[EXERCISE TEXT]

Eccles Family Donates $110 Million For New Medical School At The U
SALT LAKE CITY, Utah – The University of Utah announced a $110 million donation from two Eccles family foundations to build a new school of medicine.
The funding will provide a state-of-the-art medical school, but it goes far beyond a new building.
It will also enhance the U’s ability to conduct research, train more doctors and provide quality health care.
“We think it was the right time. And so here we are, full speed ahead,” said Spencer Eccles, chairman and CEO of the two foundations that awarded the grant said.
Eccles and daughters Katie and Lisa announced their milestone gift to replace the current building, which is 60 years old and falling apart, as current medical students will attest.
“They did have a small study space for us, but it was rickety and it flooded frequently, so it’ll be nice,” said student Jeff Last.

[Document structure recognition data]
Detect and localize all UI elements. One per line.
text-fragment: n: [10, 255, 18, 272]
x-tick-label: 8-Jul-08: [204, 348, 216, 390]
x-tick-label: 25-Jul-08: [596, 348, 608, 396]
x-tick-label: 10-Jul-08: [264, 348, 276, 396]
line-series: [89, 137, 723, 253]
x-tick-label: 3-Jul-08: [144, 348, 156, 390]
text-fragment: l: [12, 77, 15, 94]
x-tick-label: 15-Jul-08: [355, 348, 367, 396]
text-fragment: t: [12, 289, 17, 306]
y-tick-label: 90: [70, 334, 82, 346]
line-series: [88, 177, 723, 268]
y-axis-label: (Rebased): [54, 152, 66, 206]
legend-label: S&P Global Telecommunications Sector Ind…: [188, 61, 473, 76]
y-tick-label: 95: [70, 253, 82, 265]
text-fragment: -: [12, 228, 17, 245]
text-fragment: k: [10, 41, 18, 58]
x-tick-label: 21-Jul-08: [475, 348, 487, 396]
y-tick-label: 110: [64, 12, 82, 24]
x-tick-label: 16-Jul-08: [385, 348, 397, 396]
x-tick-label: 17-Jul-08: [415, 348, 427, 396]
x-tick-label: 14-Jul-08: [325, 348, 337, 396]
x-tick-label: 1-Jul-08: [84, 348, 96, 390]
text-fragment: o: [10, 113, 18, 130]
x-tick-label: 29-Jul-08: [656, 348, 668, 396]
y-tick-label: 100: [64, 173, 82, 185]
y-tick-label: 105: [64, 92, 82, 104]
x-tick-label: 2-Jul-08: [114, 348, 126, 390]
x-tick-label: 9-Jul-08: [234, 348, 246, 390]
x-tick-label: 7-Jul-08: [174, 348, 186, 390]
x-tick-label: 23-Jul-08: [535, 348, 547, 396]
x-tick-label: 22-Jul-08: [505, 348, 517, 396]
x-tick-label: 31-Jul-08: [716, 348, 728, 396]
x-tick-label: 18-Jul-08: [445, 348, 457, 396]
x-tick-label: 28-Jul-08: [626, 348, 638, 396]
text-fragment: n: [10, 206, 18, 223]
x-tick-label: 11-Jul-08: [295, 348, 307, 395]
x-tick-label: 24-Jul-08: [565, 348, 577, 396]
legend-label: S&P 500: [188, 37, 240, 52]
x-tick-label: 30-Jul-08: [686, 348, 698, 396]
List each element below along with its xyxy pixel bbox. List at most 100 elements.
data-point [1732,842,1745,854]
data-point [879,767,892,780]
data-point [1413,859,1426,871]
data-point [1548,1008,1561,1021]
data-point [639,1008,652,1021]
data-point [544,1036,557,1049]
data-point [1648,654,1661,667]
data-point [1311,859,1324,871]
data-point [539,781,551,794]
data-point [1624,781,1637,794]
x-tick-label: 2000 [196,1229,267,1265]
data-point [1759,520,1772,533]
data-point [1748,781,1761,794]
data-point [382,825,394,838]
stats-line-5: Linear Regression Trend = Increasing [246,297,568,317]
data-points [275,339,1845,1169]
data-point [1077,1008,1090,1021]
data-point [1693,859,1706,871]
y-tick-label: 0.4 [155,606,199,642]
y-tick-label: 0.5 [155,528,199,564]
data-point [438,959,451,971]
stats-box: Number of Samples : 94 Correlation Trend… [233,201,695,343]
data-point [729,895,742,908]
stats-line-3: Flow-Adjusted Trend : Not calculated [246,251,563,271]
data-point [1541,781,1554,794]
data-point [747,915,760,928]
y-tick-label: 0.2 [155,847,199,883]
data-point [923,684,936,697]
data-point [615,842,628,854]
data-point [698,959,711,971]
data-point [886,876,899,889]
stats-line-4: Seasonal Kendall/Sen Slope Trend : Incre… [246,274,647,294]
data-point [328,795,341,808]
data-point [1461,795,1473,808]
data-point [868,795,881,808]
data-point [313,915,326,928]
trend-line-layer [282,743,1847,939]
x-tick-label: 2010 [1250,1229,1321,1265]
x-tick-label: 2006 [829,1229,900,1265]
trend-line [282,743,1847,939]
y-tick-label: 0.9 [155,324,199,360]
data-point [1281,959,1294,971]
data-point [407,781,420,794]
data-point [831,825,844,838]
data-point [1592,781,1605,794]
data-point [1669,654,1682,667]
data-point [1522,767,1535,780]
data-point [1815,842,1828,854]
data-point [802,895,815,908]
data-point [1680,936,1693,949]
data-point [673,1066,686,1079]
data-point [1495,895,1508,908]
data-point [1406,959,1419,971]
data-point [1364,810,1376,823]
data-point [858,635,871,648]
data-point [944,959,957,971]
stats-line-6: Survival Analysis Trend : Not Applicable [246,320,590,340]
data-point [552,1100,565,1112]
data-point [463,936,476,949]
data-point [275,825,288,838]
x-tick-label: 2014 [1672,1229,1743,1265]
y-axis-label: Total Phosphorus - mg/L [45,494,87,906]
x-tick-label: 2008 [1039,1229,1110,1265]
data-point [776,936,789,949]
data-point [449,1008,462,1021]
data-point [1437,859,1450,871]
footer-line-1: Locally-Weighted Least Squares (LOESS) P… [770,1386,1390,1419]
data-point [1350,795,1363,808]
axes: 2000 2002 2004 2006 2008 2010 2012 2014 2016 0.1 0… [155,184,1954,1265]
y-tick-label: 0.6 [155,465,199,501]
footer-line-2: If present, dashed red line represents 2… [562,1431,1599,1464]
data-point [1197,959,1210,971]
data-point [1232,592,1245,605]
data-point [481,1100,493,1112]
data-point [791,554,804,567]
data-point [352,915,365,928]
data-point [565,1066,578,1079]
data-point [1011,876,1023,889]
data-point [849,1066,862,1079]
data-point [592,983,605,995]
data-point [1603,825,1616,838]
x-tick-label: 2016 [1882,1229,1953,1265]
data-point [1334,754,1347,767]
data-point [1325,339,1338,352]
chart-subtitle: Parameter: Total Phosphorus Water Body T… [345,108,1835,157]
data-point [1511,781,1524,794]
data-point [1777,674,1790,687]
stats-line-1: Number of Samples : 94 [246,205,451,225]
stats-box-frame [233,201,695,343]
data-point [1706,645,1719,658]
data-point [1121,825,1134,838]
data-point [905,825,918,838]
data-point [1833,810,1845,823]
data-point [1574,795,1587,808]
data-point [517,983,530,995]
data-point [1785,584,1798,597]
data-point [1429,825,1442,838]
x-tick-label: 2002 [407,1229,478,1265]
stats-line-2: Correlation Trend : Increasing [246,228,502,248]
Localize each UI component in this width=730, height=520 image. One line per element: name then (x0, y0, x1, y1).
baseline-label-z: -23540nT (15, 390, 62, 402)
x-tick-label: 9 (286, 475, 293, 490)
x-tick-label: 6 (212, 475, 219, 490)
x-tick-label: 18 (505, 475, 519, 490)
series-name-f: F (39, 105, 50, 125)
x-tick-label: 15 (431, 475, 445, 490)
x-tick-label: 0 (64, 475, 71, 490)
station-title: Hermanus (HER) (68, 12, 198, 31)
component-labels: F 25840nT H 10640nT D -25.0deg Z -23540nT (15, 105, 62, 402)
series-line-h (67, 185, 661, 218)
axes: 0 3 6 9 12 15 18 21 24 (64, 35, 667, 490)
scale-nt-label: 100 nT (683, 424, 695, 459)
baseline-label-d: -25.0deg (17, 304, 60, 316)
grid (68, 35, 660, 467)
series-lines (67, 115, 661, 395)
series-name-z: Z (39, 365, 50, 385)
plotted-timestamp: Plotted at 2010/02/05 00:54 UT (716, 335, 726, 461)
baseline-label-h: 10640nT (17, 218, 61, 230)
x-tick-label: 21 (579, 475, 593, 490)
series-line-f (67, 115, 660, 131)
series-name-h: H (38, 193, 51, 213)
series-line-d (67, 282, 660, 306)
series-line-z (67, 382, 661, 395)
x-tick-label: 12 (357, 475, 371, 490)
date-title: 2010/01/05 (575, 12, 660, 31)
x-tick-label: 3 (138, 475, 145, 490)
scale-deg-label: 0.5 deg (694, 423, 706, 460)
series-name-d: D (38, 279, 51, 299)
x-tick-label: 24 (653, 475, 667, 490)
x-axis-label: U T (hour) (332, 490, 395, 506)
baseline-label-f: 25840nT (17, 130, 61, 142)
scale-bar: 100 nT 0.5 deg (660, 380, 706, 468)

[STUDY QUESTIONS]
• A. Edit the article on the Eccles donation: write out everything from "Eccles Family Donates" down to "the grant said.", putting "modern" in place of "state-of-the-art".
• B. Resume the article on the Eccles family's medical school gift, picking it up after its last sentence.

[OUTPUTS BY TASK]
• A.
Eccles Family Donates $110 Million For New Medical School At The U
SALT LAKE CITY, Utah – The University of Utah announced a $110 million donation from two Eccles family foundations to build a new school of medicine.
The funding will provide a modern medical school, but it goes far beyond a new building.
It will also enhance the U’s ability to conduct research, train more doctors and provide quality health care.
“We think it was the right time. And so here we are, full speed ahead,” said Spencer Eccles, chairman and CEO of the two foundations that awarded the grant said.

• B.
“For the past 75 years, Utah has benefitted from the heartfelt advocacy, visionary philanthropy, and deep compassion of the Eccles Family and their many family foundations.”- @MikeGoodMD, MD, Interim President of Interim President of the @UUtah & CEO of U of U Health. pic.twitter.com/OkfiZL8Nna
— University of Utah Health (@UofUHealth) June 9, 2021
“We have a great medical school,” explained Interim President Michael Good, M.D. “But it’s, it’s hard to have a great medical school in an old facility.”
A new state-of-the-art facility will improve the U’s ability to train doctors, conduct research, and improve health care.
“I have long believed that no state or region can become truly great without a world-class medical center at its nucleus,” said Mr. Eccles, “We hope this seminal grant—the largest ever awarded by our foundations—will help ensure the university not only provides the highest quality medical education for the doctors who serve Utah and the entire Intermountain West, but also furthers the excellence of health care for all our citizens and impacts the future of medicine through its groundbreaking research.”
Lisa Eccles said, “It’s not only about a building, but to me, what’s most important, are the things that occur inside that building.”
“The first thing that we could see was doctor shortage in the state, and particularly in the rural areas of the state,” said Mr. Eccles.
The gift will allow the U to train more doctors. That alone is important given Utah’s growth and the fact that two-thirds of the doctors in Utah get their training here.
“Hope that I can be a part of the workforce that’s going to come out of this donation to come back and work in, to come back and work in Utah,” said medical student Ayesha Patil.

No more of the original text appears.